▸ DIRECTIONS
Give the data again exactly as written, skipping any pictures.

▸ TASK MATERIAL

::::::::::

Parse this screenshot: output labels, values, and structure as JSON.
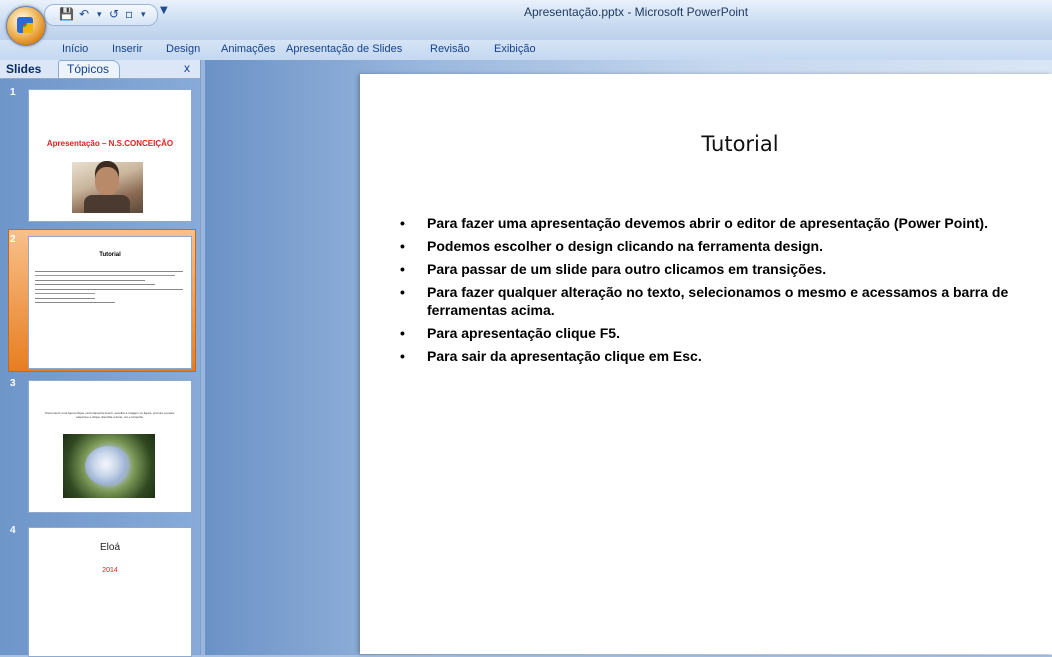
{
  "window": {
    "title": "Apresentação.pptx - Microsoft PowerPoint"
  },
  "quick_access": {
    "icons": [
      "save-icon",
      "undo-icon",
      "redo-icon",
      "slideshow-icon",
      "customize-icon"
    ]
  },
  "menu": [
    "Início",
    "Inserir",
    "Design",
    "Animações",
    "Apresentação de Slides",
    "Revisão",
    "Exibição"
  ],
  "left_pane": {
    "tabs": [
      "Slides",
      "Tópicos"
    ],
    "close": "x",
    "thumbnails": [
      {
        "number": "1",
        "title": "Apresentação – N.S.CONCEIÇÃO"
      },
      {
        "number": "2",
        "title": "Tutorial"
      },
      {
        "number": "3",
        "text": "Para inserir uma figura clique na ferramenta Inserir, escolha a imagem ou figura, procure a pasta, selecione e clique. Escolha a fonte, cor e tamanho."
      },
      {
        "number": "4",
        "title": "Eloá",
        "subtitle": "2014"
      }
    ]
  },
  "slide": {
    "title": "Tutorial",
    "bullets": [
      "Para fazer uma apresentação devemos abrir o editor de apresentação (Power Point).",
      "Podemos escolher o design clicando na ferramenta design.",
      "Para passar de um slide para outro clicamos em transições.",
      "Para fazer qualquer alteração no texto, selecionamos o mesmo e acessamos a barra de ferramentas acima.",
      "Para apresentação clique F5.",
      "Para sair da apresentação clique em Esc."
    ]
  },
  "colors": {
    "accent_selection": "#e77e20",
    "thumb_title_red": "#e02020",
    "ribbon_text": "#15428b"
  }
}
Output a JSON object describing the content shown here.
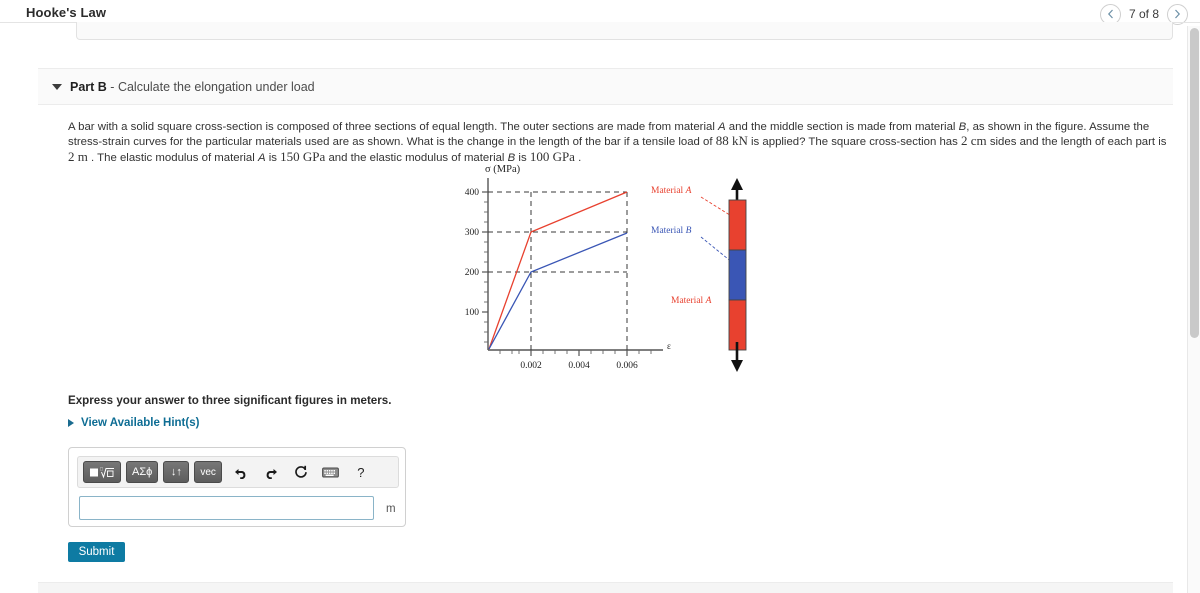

::::::::::

▸ FINISHED TASK
Parse this screenshot: output labels, values, and structure as JSON.
{
  "window": {
    "title": "Apresentação.pptx - Microsoft PowerPoint"
  },
  "quick_access": {
    "icons": [
      "save-icon",
      "undo-icon",
      "redo-icon",
      "slideshow-icon",
      "customize-icon"
    ]
  },
  "menu": [
    "Início",
    "Inserir",
    "Design",
    "Animações",
    "Apresentação de Slides",
    "Revisão",
    "Exibição"
  ],
  "left_pane": {
    "tabs": [
      "Slides",
      "Tópicos"
    ],
    "close": "x",
    "thumbnails": [
      {
        "number": "1",
        "title": "Apresentação – N.S.CONCEIÇÃO"
      },
      {
        "number": "2",
        "title": "Tutorial"
      },
      {
        "number": "3",
        "text": "Para inserir uma figura clique na ferramenta Inserir, escolha a imagem ou figura, procure a pasta, selecione e clique. Escolha a fonte, cor e tamanho."
      },
      {
        "number": "4",
        "title": "Eloá",
        "subtitle": "2014"
      }
    ]
  },
  "slide": {
    "title": "Tutorial",
    "bullets": [
      "Para fazer uma apresentação devemos abrir o editor de apresentação (Power Point).",
      "Podemos escolher o design clicando na ferramenta design.",
      "Para passar de um slide para outro clicamos em transições.",
      "Para fazer qualquer alteração no texto, selecionamos o mesmo e acessamos a barra de ferramentas acima.",
      "Para apresentação clique F5.",
      "Para sair da apresentação clique em Esc."
    ]
  },
  "colors": {
    "accent_selection": "#e77e20",
    "thumb_title_red": "#e02020",
    "ribbon_text": "#15428b"
  }
}
Output a JSON object describing the content shown here.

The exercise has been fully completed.